**** Entries shown
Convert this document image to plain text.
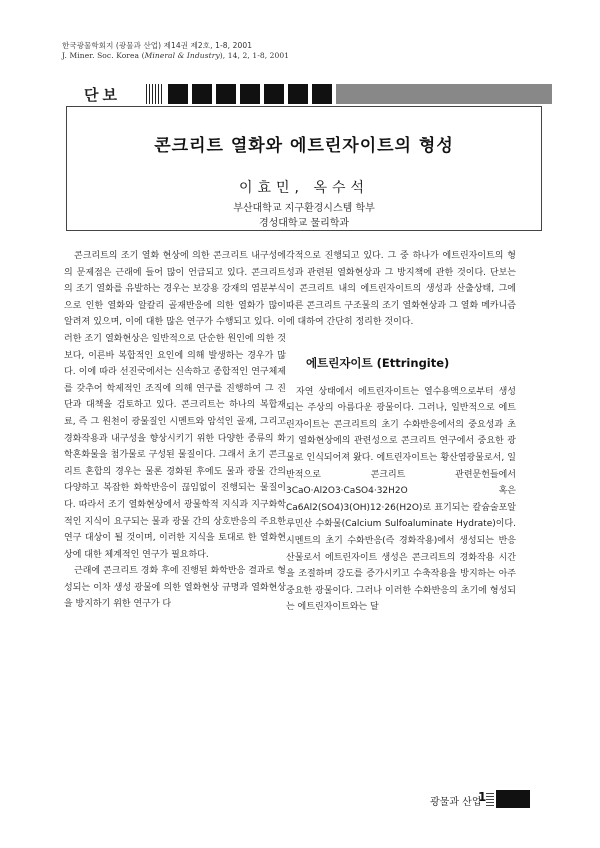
한국광물학회지 (광물과 산업) 제14권 제2호, 1-8, 2001
J. Miner. Soc. Korea (Mineral & Industry), 14, 2, 1-8, 2001
단보
콘크리트 열화와 에트린자이트의 형성
이효민, 옥수석
부산대학교 지구환경시스템 학부
경성대학교 물리학과

콘크리트의 조기 열화 현상에 의한 콘크리트 내구성에의 문제점은 근래에 들어 많이 언급되고 있다. 콘크리트의 조기 열화를 유발하는 경우는 보강용 강재의 염분부식으로 인한 열화와 알칼리 골재반응에 의한 열화가 많이 알려져 있으며, 이에 대한 많은 연구가 수행되고 있다. 이러한 조기 열화현상은 일반적으로 단순한 원인에 의한 것보다, 이른바 복합적인 요인에 의해 발생하는 경우가 많다. 이에 따라 선진국에서는 신속하고 종합적인 연구체제를 갖추어 학제적인 조직에 의해 연구를 진행하여 그 진단과 대책을 검토하고 있다. 콘크리트는 하나의 복합재료, 즉 그 원천이 광물질인 시멘트와 암석인 골재, 그리고 경화작용과 내구성을 향상시키기 위한 다양한 종류의 화학혼화물을 첨가물로 구성된 물질이다. 그래서 초기 콘크리트 혼합의 경우는 물론 경화된 후에도 물과 광물 간의 다양하고 복잡한 화학반응이 끊임없이 진행되는 물질이다. 따라서 조기 열화현상에서 광물학적 지식과 지구화학적인 지식이 요구되는 물과 광물 간의 상호반응의 주요한 연구 대상이 될 것이며, 이러한 지식을 토대로 한 열화현상에 대한 체계적인 연구가 필요하다.

근래에 콘크리트 경화 후에 진행된 화학반응 결과로 형성되는 이차 생성 광물에 의한 열화현상 규명과 열화현상을 방지하기 위한 연구가 다

각적으로 진행되고 있다. 그 중 하나가 에트린자이트의 형성과 관련된 열화현상과 그 방지책에 관한 것이다. 단보는 이 콘크리트 내의 에트린자이트의 생성과 산출상태, 그에 따른 콘크리트 구조물의 조기 열화현상과 그 열화 메카니즘에 대하여 간단히 정리한 것이다.

에트린자이트 (Ettringite)

자연 상태에서 에트린자이트는 열수용액으로부터 생성되는 주상의 아름다운 광물이다. 그러나, 일반적으로 에트린자이트는 콘크리트의 초기 수화반응에서의 중요성과 초기 열화현상에의 관련성으로 콘크리트 연구에서 중요한 광물로 인식되어져 왔다. 에트린자이트는 황산염광물로서, 일반적으로 콘크리트 관련문헌들에서 3CaO·Al2O3·CaSO4·32H2O 혹은 Ca6Al2(SO4)3(OH)12·26(H2O)로 표기되는 칼슘술포알루민산 수화물(Calcium Sulfoaluminate Hydrate)이다. 시멘트의 초기 수화반응(즉 경화작용)에서 생성되는 반응 산물로서 에트린자이트 생성은 콘크리트의 경화작용 시간을 조절하며 강도를 증가시키고 수축작용을 방지하는 아주 중요한 광물이다. 그러나 이러한 수화반응의 초기에 형성되는 에트린자이트와는 달

광물과 산업
1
********
## Your task
Quote each entry above verbatim and drop the pictures.

## Exercise result
Convert this document image to plain text.
한국광물학회지 (광물과 산업) 제14권 제2호, 1-8, 2001
J. Miner. Soc. Korea (Mineral & Industry), 14, 2, 1-8, 2001
단보
콘크리트 열화와 에트린자이트의 형성
이효민, 옥수석
부산대학교 지구환경시스템 학부
경성대학교 물리학과

콘크리트의 조기 열화 현상에 의한 콘크리트 내구성에의 문제점은 근래에 들어 많이 언급되고 있다. 콘크리트의 조기 열화를 유발하는 경우는 보강용 강재의 염분부식으로 인한 열화와 알칼리 골재반응에 의한 열화가 많이 알려져 있으며, 이에 대한 많은 연구가 수행되고 있다. 이러한 조기 열화현상은 일반적으로 단순한 원인에 의한 것보다, 이른바 복합적인 요인에 의해 발생하는 경우가 많다. 이에 따라 선진국에서는 신속하고 종합적인 연구체제를 갖추어 학제적인 조직에 의해 연구를 진행하여 그 진단과 대책을 검토하고 있다. 콘크리트는 하나의 복합재료, 즉 그 원천이 광물질인 시멘트와 암석인 골재, 그리고 경화작용과 내구성을 향상시키기 위한 다양한 종류의 화학혼화물을 첨가물로 구성된 물질이다. 그래서 초기 콘크리트 혼합의 경우는 물론 경화된 후에도 물과 광물 간의 다양하고 복잡한 화학반응이 끊임없이 진행되는 물질이다. 따라서 조기 열화현상에서 광물학적 지식과 지구화학적인 지식이 요구되는 물과 광물 간의 상호반응의 주요한 연구 대상이 될 것이며, 이러한 지식을 토대로 한 열화현상에 대한 체계적인 연구가 필요하다.

근래에 콘크리트 경화 후에 진행된 화학반응 결과로 형성되는 이차 생성 광물에 의한 열화현상 규명과 열화현상을 방지하기 위한 연구가 다

각적으로 진행되고 있다. 그 중 하나가 에트린자이트의 형성과 관련된 열화현상과 그 방지책에 관한 것이다. 단보는 이 콘크리트 내의 에트린자이트의 생성과 산출상태, 그에 따른 콘크리트 구조물의 조기 열화현상과 그 열화 메카니즘에 대하여 간단히 정리한 것이다.

에트린자이트 (Ettringite)

자연 상태에서 에트린자이트는 열수용액으로부터 생성되는 주상의 아름다운 광물이다. 그러나, 일반적으로 에트린자이트는 콘크리트의 초기 수화반응에서의 중요성과 초기 열화현상에의 관련성으로 콘크리트 연구에서 중요한 광물로 인식되어져 왔다. 에트린자이트는 황산염광물로서, 일반적으로 콘크리트 관련문헌들에서 3CaO·Al2O3·CaSO4·32H2O 혹은 Ca6Al2(SO4)3(OH)12·26(H2O)로 표기되는 칼슘술포알루민산 수화물(Calcium Sulfoaluminate Hydrate)이다. 시멘트의 초기 수화반응(즉 경화작용)에서 생성되는 반응 산물로서 에트린자이트 생성은 콘크리트의 경화작용 시간을 조절하며 강도를 증가시키고 수축작용을 방지하는 아주 중요한 광물이다. 그러나 이러한 수화반응의 초기에 형성되는 에트린자이트와는 달

광물과 산업
1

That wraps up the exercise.